-- Start Information supplied --

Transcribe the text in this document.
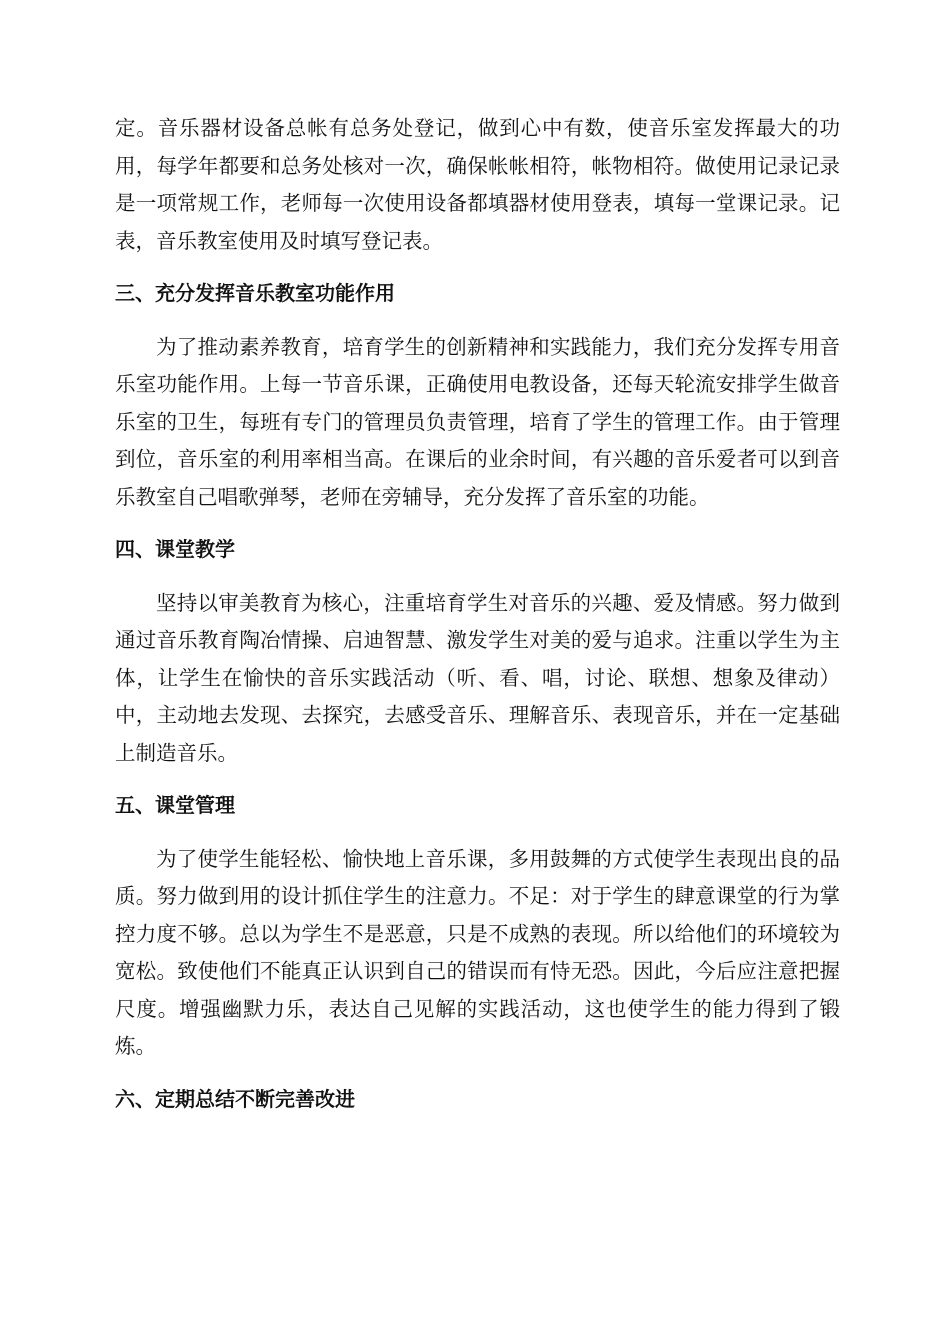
定。音乐器材设备总帐有总务处登记，做到心中有数，使音乐室发挥最大的功用，每学年都要和总务处核对一次，确保帐帐相符，帐物相符。做使用记录记录是一项常规工作，老师每一次使用设备都填器材使用登表，填每一堂课记录。记表，音乐教室使用及时填写登记表。

三、充分发挥音乐教室功能作用

为了推动素养教育，培育学生的创新精神和实践能力，我们充分发挥专用音乐室功能作用。上每一节音乐课，正确使用电教设备，还每天轮流安排学生做音乐室的卫生，每班有专门的管理员负责管理，培育了学生的管理工作。由于管理到位，音乐室的利用率相当高。在课后的业余时间，有兴趣的音乐爱者可以到音乐教室自己唱歌弹琴，老师在旁辅导，充分发挥了音乐室的功能。

四、课堂教学

坚持以审美教育为核心，注重培育学生对音乐的兴趣、爱及情感。努力做到通过音乐教育陶冶情操、启迪智慧、激发学生对美的爱与追求。注重以学生为主体，让学生在愉快的音乐实践活动（听、看、唱，讨论、联想、想象及律动）中，主动地去发现、去探究，去感受音乐、理解音乐、表现音乐，并在一定基础上制造音乐。

五、课堂管理

为了使学生能轻松、愉快地上音乐课，多用鼓舞的方式使学生表现出良的品质。努力做到用的设计抓住学生的注意力。不足：对于学生的肆意课堂的行为掌控力度不够。总以为学生不是恶意，只是不成熟的表现。所以给他们的环境较为宽松。致使他们不能真正认识到自己的错误而有恃无恐。因此，今后应注意把握尺度。增强幽默力乐，表达自己见解的实践活动，这也使学生的能力得到了锻炼。

六、定期总结不断完善改进
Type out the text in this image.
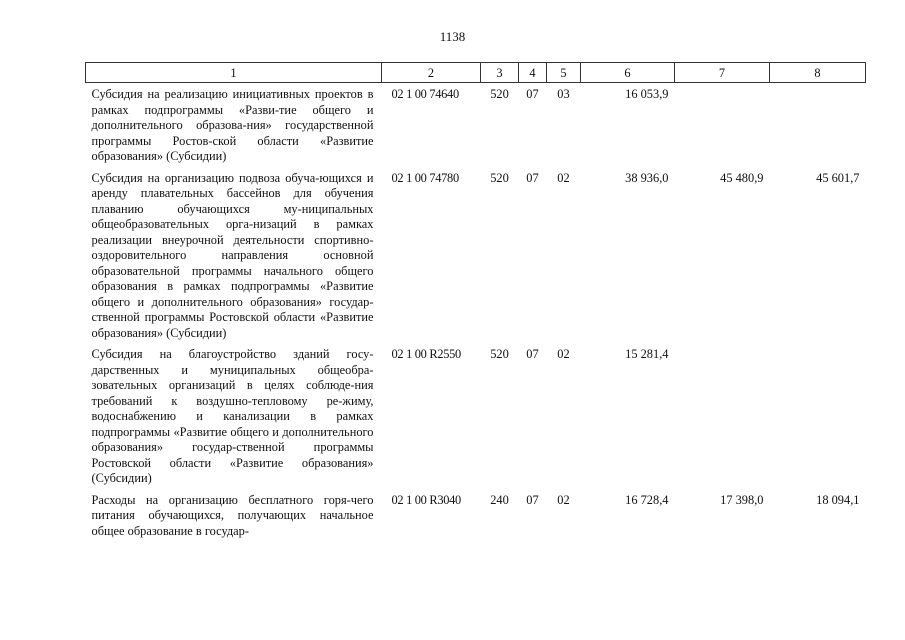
1138
1	2	3	4	5	6	7	8
Субсидия на реализацию инициативных проектов в рамках подпрограммы «Разви-тие общего и дополнительного образова-ния» государственной программы Ростов-ской области «Развитие образования» (Субсидии)	02 1 00 74640	520	07	03	16 053,9		
Субсидия на организацию подвоза обуча-ющихся и аренду плавательных бассейнов для обучения плаванию обучающихся му-ниципальных общеобразовательных орга-низаций в рамках реализации внеурочной деятельности спортивно-оздоровительного направления основной образовательной программы начального общего образования в рамках подпрограммы «Развитие общего и дополнительного образования» государ-ственной программы Ростовской области «Развитие образования» (Субсидии)	02 1 00 74780	520	07	02	38 936,0	45 480,9	45 601,7
Субсидия на благоустройство зданий госу-дарственных и муниципальных общеобра-зовательных организаций в целях соблюде-ния требований к воздушно-тепловому ре-жиму, водоснабжению и канализации в рамках подпрограммы «Развитие общего и дополнительного образования» государ-ственной программы Ростовской области «Развитие образования» (Субсидии)	02 1 00 R2550	520	07	02	15 281,4		
Расходы на организацию бесплатного горя-чего питания обучающихся, получающих начальное общее образование в государ-	02 1 00 R3040	240	07	02	16 728,4	17 398,0	18 094,1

-- End Information supplied --

Omit the pictures and output all of the other material exactly.

--- Solution for this task ---
Transcribe the text in this document.
定。音乐器材设备总帐有总务处登记，做到心中有数，使音乐室发挥最大的功用，每学年都要和总务处核对一次，确保帐帐相符，帐物相符。做使用记录记录是一项常规工作，老师每一次使用设备都填器材使用登表，填每一堂课记录。记表，音乐教室使用及时填写登记表。

三、充分发挥音乐教室功能作用

为了推动素养教育，培育学生的创新精神和实践能力，我们充分发挥专用音乐室功能作用。上每一节音乐课，正确使用电教设备，还每天轮流安排学生做音乐室的卫生，每班有专门的管理员负责管理，培育了学生的管理工作。由于管理到位，音乐室的利用率相当高。在课后的业余时间，有兴趣的音乐爱者可以到音乐教室自己唱歌弹琴，老师在旁辅导，充分发挥了音乐室的功能。

四、课堂教学

坚持以审美教育为核心，注重培育学生对音乐的兴趣、爱及情感。努力做到通过音乐教育陶冶情操、启迪智慧、激发学生对美的爱与追求。注重以学生为主体，让学生在愉快的音乐实践活动（听、看、唱，讨论、联想、想象及律动）中，主动地去发现、去探究，去感受音乐、理解音乐、表现音乐，并在一定基础上制造音乐。

五、课堂管理

为了使学生能轻松、愉快地上音乐课，多用鼓舞的方式使学生表现出良的品质。努力做到用的设计抓住学生的注意力。不足：对于学生的肆意课堂的行为掌控力度不够。总以为学生不是恶意，只是不成熟的表现。所以给他们的环境较为宽松。致使他们不能真正认识到自己的错误而有恃无恐。因此，今后应注意把握尺度。增强幽默力乐，表达自己见解的实践活动，这也使学生的能力得到了锻炼。

六、定期总结不断完善改进
Type out the text in this image.
1138
1	2	3	4	5	6	7	8
Субсидия на реализацию инициативных проектов в рамках подпрограммы «Разви-тие общего и дополнительного образова-ния» государственной программы Ростов-ской области «Развитие образования» (Субсидии)	02 1 00 74640	520	07	03	16 053,9		
Субсидия на организацию подвоза обуча-ющихся и аренду плавательных бассейнов для обучения плаванию обучающихся му-ниципальных общеобразовательных орга-низаций в рамках реализации внеурочной деятельности спортивно-оздоровительного направления основной образовательной программы начального общего образования в рамках подпрограммы «Развитие общего и дополнительного образования» государ-ственной программы Ростовской области «Развитие образования» (Субсидии)	02 1 00 74780	520	07	02	38 936,0	45 480,9	45 601,7
Субсидия на благоустройство зданий госу-дарственных и муниципальных общеобра-зовательных организаций в целях соблюде-ния требований к воздушно-тепловому ре-жиму, водоснабжению и канализации в рамках подпрограммы «Развитие общего и дополнительного образования» государ-ственной программы Ростовской области «Развитие образования» (Субсидии)	02 1 00 R2550	520	07	02	15 281,4		
Расходы на организацию бесплатного горя-чего питания обучающихся, получающих начальное общее образование в государ-	02 1 00 R3040	240	07	02	16 728,4	17 398,0	18 094,1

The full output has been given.